(Listing)
%%

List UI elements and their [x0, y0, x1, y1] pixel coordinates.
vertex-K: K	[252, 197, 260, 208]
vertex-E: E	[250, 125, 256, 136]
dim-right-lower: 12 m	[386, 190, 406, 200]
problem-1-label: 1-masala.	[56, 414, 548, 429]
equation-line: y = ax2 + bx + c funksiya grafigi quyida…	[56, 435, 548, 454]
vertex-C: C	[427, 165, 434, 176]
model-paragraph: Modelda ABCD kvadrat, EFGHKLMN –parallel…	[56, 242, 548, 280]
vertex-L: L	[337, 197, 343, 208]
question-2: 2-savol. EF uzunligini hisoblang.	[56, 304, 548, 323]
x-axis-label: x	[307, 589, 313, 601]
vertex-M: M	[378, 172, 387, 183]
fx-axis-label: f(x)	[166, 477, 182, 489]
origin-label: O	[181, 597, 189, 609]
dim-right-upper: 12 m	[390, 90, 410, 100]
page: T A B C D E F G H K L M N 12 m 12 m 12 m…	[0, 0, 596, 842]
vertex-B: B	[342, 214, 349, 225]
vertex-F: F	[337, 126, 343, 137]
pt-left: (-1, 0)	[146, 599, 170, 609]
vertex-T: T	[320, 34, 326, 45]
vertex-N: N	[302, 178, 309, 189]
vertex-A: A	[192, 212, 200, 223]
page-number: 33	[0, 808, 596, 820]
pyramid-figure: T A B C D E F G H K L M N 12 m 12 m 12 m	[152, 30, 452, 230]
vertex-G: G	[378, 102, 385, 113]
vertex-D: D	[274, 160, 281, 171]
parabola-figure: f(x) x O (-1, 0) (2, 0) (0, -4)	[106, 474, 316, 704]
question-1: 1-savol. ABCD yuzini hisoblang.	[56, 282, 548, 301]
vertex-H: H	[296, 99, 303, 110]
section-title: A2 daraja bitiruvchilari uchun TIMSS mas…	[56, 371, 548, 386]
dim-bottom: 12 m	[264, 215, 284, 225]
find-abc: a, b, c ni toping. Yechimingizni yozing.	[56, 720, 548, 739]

%%

(The problem)
Duplicate all of the material above, keeping every line unchanged.

(Correct answer)
List UI elements and their [x0, y0, x1, y1] pixel coordinates.
vertex-K: K	[252, 197, 260, 208]
vertex-E: E	[250, 125, 256, 136]
dim-right-lower: 12 m	[386, 190, 406, 200]
problem-1-label: 1-masala.	[56, 414, 548, 429]
equation-line: y = ax2 + bx + c funksiya grafigi quyida…	[56, 435, 548, 454]
vertex-C: C	[427, 165, 434, 176]
model-paragraph: Modelda ABCD kvadrat, EFGHKLMN –parallel…	[56, 242, 548, 280]
vertex-L: L	[337, 197, 343, 208]
question-2: 2-savol. EF uzunligini hisoblang.	[56, 304, 548, 323]
x-axis-label: x	[307, 589, 313, 601]
vertex-M: M	[378, 172, 387, 183]
fx-axis-label: f(x)	[166, 477, 182, 489]
origin-label: O	[181, 597, 189, 609]
dim-right-upper: 12 m	[390, 90, 410, 100]
page: T A B C D E F G H K L M N 12 m 12 m 12 m…	[0, 0, 596, 842]
vertex-B: B	[342, 214, 349, 225]
vertex-F: F	[337, 126, 343, 137]
pt-left: (-1, 0)	[146, 599, 170, 609]
vertex-T: T	[320, 34, 326, 45]
vertex-N: N	[302, 178, 309, 189]
vertex-A: A	[192, 212, 200, 223]
page-number: 33	[0, 808, 596, 820]
pyramid-figure: T A B C D E F G H K L M N 12 m 12 m 12 m	[152, 30, 452, 230]
vertex-G: G	[378, 102, 385, 113]
vertex-D: D	[274, 160, 281, 171]
parabola-figure: f(x) x O (-1, 0) (2, 0) (0, -4)	[106, 474, 316, 704]
question-1: 1-savol. ABCD yuzini hisoblang.	[56, 282, 548, 301]
vertex-H: H	[296, 99, 303, 110]
section-title: A2 daraja bitiruvchilari uchun TIMSS mas…	[56, 371, 548, 386]
dim-bottom: 12 m	[264, 215, 284, 225]
find-abc: a, b, c ni toping. Yechimingizni yozing.	[56, 720, 548, 739]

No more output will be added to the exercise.